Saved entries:
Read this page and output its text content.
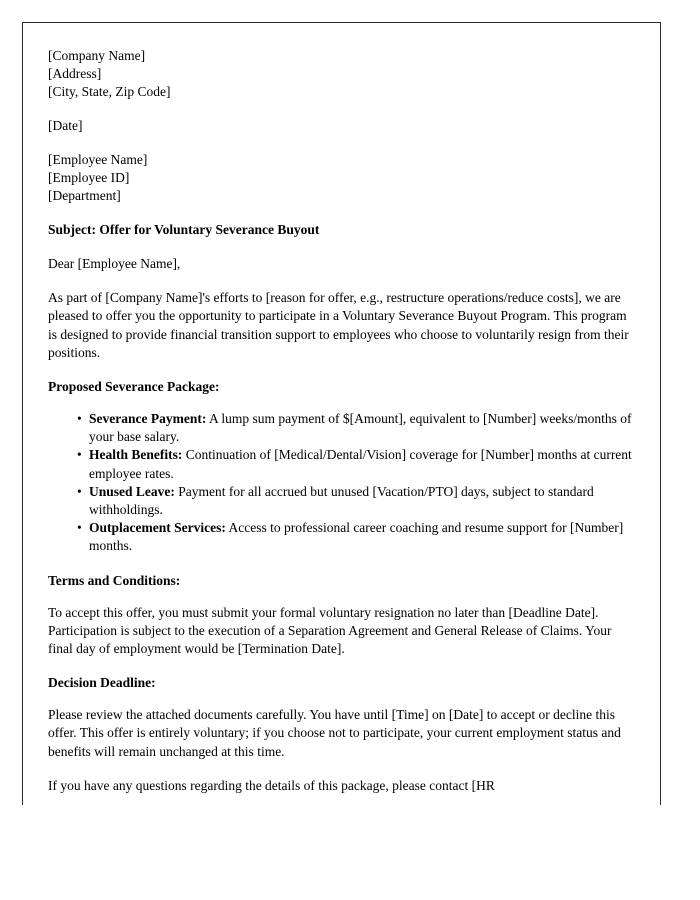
[Company Name]
[Address]
[City, State, Zip Code]
[Date]
[Employee Name]
[Employee ID]
[Department]
Subject: Offer for Voluntary Severance Buyout

Dear [Employee Name],

As part of [Company Name]'s efforts to [reason for offer, e.g., restructure operations/reduce costs], we are pleased to offer you the opportunity to participate in a Voluntary Severance Buyout Program. This program is designed to provide financial transition support to employees who choose to voluntarily resign from their positions.

Proposed Severance Package:
• Severance Payment: A lump sum payment of $[Amount], equivalent to [Number] weeks/months of your base salary.
• Health Benefits: Continuation of [Medical/Dental/Vision] coverage for [Number] months at current employee rates.
• Unused Leave: Payment for all accrued but unused [Vacation/PTO] days, subject to standard withholdings.
• Outplacement Services: Access to professional career coaching and resume support for [Number] months.
Terms and Conditions:

To accept this offer, you must submit your formal voluntary resignation no later than [Deadline Date]. Participation is subject to the execution of a Separation Agreement and General Release of Claims. Your final day of employment would be [Termination Date].

Decision Deadline:

Please review the attached documents carefully. You have until [Time] on [Date] to accept or decline this offer. This offer is entirely voluntary; if you choose not to participate, your current employment status and benefits will remain unchanged at this time.

If you have any questions regarding the details of this package, please contact [HR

THE TASK —
Your task is to reproduce all of the material exactly. The pictures stay out.

SOLUTION FOR THIS PROBLEM —
Read this page and output its text content.
[Company Name]
[Address]
[City, State, Zip Code]
[Date]
[Employee Name]
[Employee ID]
[Department]
Subject: Offer for Voluntary Severance Buyout

Dear [Employee Name],

As part of [Company Name]'s efforts to [reason for offer, e.g., restructure operations/reduce costs], we are pleased to offer you the opportunity to participate in a Voluntary Severance Buyout Program. This program is designed to provide financial transition support to employees who choose to voluntarily resign from their positions.

Proposed Severance Package:
• Severance Payment: A lump sum payment of $[Amount], equivalent to [Number] weeks/months of your base salary.
• Health Benefits: Continuation of [Medical/Dental/Vision] coverage for [Number] months at current employee rates.
• Unused Leave: Payment for all accrued but unused [Vacation/PTO] days, subject to standard withholdings.
• Outplacement Services: Access to professional career coaching and resume support for [Number] months.
Terms and Conditions:

To accept this offer, you must submit your formal voluntary resignation no later than [Deadline Date]. Participation is subject to the execution of a Separation Agreement and General Release of Claims. Your final day of employment would be [Termination Date].

Decision Deadline:

Please review the attached documents carefully. You have until [Time] on [Date] to accept or decline this offer. This offer is entirely voluntary; if you choose not to participate, your current employment status and benefits will remain unchanged at this time.

If you have any questions regarding the details of this package, please contact [HR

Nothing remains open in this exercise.